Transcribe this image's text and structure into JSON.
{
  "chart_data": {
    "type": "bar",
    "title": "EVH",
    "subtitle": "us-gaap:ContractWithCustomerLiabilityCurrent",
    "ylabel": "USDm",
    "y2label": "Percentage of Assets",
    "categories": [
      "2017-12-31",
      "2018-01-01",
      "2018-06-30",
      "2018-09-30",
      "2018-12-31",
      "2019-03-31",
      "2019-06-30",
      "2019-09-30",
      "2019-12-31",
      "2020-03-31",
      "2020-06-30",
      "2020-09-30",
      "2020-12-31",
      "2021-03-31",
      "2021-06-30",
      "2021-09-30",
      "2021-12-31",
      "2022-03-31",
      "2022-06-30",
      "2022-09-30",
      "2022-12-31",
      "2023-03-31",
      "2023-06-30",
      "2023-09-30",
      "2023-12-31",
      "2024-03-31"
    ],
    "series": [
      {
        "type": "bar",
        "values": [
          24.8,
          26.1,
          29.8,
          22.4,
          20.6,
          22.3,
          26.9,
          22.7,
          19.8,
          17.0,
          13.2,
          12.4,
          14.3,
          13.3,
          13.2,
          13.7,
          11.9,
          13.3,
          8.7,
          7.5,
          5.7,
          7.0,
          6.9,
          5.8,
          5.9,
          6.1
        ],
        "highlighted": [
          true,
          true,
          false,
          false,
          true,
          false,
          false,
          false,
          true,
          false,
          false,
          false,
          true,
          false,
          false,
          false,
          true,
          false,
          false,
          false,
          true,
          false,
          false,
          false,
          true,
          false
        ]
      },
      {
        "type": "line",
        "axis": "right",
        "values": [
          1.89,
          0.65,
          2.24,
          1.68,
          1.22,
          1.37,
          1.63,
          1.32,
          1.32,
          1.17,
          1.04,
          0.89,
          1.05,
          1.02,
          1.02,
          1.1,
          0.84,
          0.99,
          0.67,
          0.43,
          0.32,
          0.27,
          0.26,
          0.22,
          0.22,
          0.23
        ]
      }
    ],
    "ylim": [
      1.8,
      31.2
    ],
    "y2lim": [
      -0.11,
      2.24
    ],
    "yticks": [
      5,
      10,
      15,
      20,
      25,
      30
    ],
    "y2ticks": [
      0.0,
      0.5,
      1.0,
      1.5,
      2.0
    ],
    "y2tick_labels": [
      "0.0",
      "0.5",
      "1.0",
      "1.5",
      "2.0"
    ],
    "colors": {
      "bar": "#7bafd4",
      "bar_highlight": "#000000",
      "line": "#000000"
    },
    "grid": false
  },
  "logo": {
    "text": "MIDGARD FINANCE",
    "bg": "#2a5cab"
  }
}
━━━━━━━━━━━━━━━━━━━━
Take the entries above and transcribe them in full.

Transcribe this image's text and structure into JSON.
{
  "chart_data": {
    "type": "bar",
    "title": "EVH",
    "subtitle": "us-gaap:ContractWithCustomerLiabilityCurrent",
    "ylabel": "USDm",
    "y2label": "Percentage of Assets",
    "categories": [
      "2017-12-31",
      "2018-01-01",
      "2018-06-30",
      "2018-09-30",
      "2018-12-31",
      "2019-03-31",
      "2019-06-30",
      "2019-09-30",
      "2019-12-31",
      "2020-03-31",
      "2020-06-30",
      "2020-09-30",
      "2020-12-31",
      "2021-03-31",
      "2021-06-30",
      "2021-09-30",
      "2021-12-31",
      "2022-03-31",
      "2022-06-30",
      "2022-09-30",
      "2022-12-31",
      "2023-03-31",
      "2023-06-30",
      "2023-09-30",
      "2023-12-31",
      "2024-03-31"
    ],
    "series": [
      {
        "type": "bar",
        "values": [
          24.8,
          26.1,
          29.8,
          22.4,
          20.6,
          22.3,
          26.9,
          22.7,
          19.8,
          17.0,
          13.2,
          12.4,
          14.3,
          13.3,
          13.2,
          13.7,
          11.9,
          13.3,
          8.7,
          7.5,
          5.7,
          7.0,
          6.9,
          5.8,
          5.9,
          6.1
        ],
        "highlighted": [
          true,
          true,
          false,
          false,
          true,
          false,
          false,
          false,
          true,
          false,
          false,
          false,
          true,
          false,
          false,
          false,
          true,
          false,
          false,
          false,
          true,
          false,
          false,
          false,
          true,
          false
        ]
      },
      {
        "type": "line",
        "axis": "right",
        "values": [
          1.89,
          0.65,
          2.24,
          1.68,
          1.22,
          1.37,
          1.63,
          1.32,
          1.32,
          1.17,
          1.04,
          0.89,
          1.05,
          1.02,
          1.02,
          1.1,
          0.84,
          0.99,
          0.67,
          0.43,
          0.32,
          0.27,
          0.26,
          0.22,
          0.22,
          0.23
        ]
      }
    ],
    "ylim": [
      1.8,
      31.2
    ],
    "y2lim": [
      -0.11,
      2.24
    ],
    "yticks": [
      5,
      10,
      15,
      20,
      25,
      30
    ],
    "y2ticks": [
      0.0,
      0.5,
      1.0,
      1.5,
      2.0
    ],
    "y2tick_labels": [
      "0.0",
      "0.5",
      "1.0",
      "1.5",
      "2.0"
    ],
    "colors": {
      "bar": "#7bafd4",
      "bar_highlight": "#000000",
      "line": "#000000"
    },
    "grid": false
  },
  "logo": {
    "text": "MIDGARD FINANCE",
    "bg": "#2a5cab"
  }
}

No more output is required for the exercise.